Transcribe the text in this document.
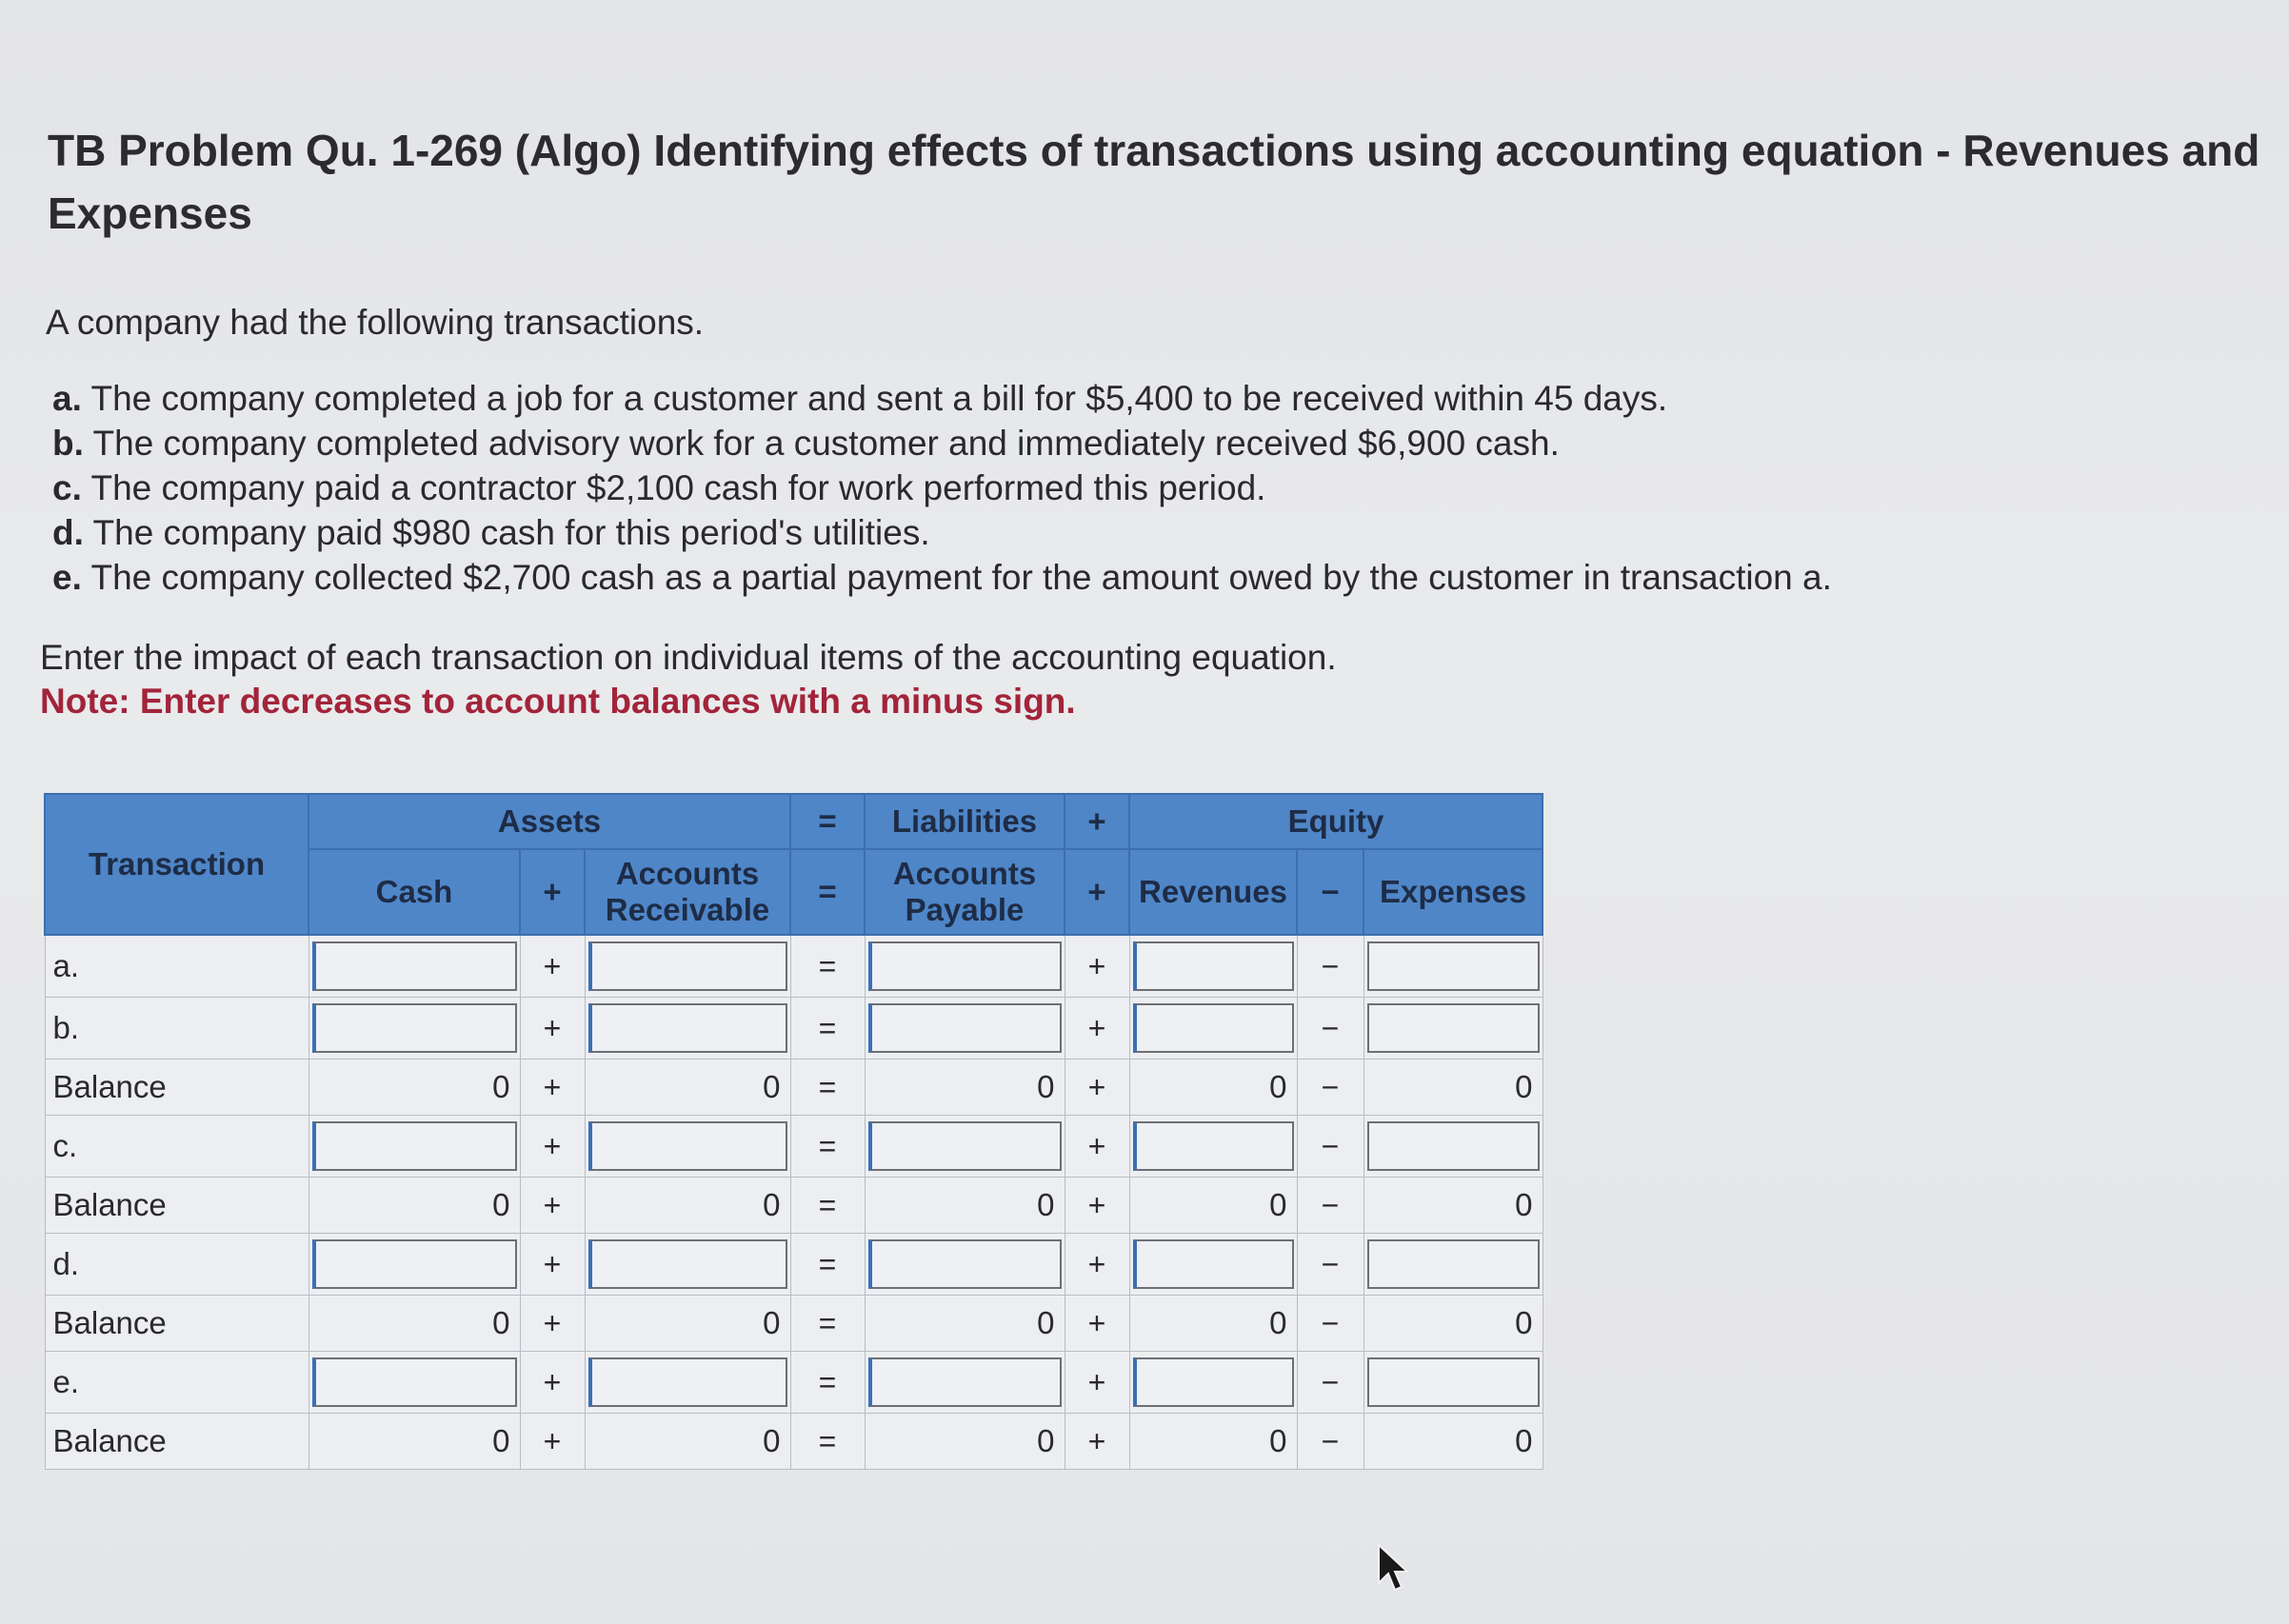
TB Problem Qu. 1-269 (Algo) Identifying effects of transactions using accounting equation - Revenues and Expenses

A company had the following transactions.

a. The company completed a job for a customer and sent a bill for $5,400 to be received within 45 days.
b. The company completed advisory work for a customer and immediately received $6,900 cash.
c. The company paid a contractor $2,100 cash for work performed this period.
d. The company paid $980 cash for this period's utilities.
e. The company collected $2,700 cash as a partial payment for the amount owed by the customer in transaction a.

Enter the impact of each transaction on individual items of the accounting equation.

Note: Enter decreases to account balances with a minus sign.

Transaction	Assets			=	Liabilities	+	Equity		
	Cash	+	Accounts Receivable	=	Accounts Payable	+	Revenues	−	Expenses
a.		+		=		+		−	

b.		+		=		+		−	

Balance	0	+	0	=	0	+	0	−	0
c.		+		=		+		−	

Balance	0	+	0	=	0	+	0	−	0
d.		+		=		+		−	

Balance	0	+	0	=	0	+	0	−	0
e.		+		=		+		−	

Balance	0	+	0	=	0	+	0	−	0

-*-*-

Direction: State how many lines of the records hold the string "paid", and nothing else.

Exercise result: 2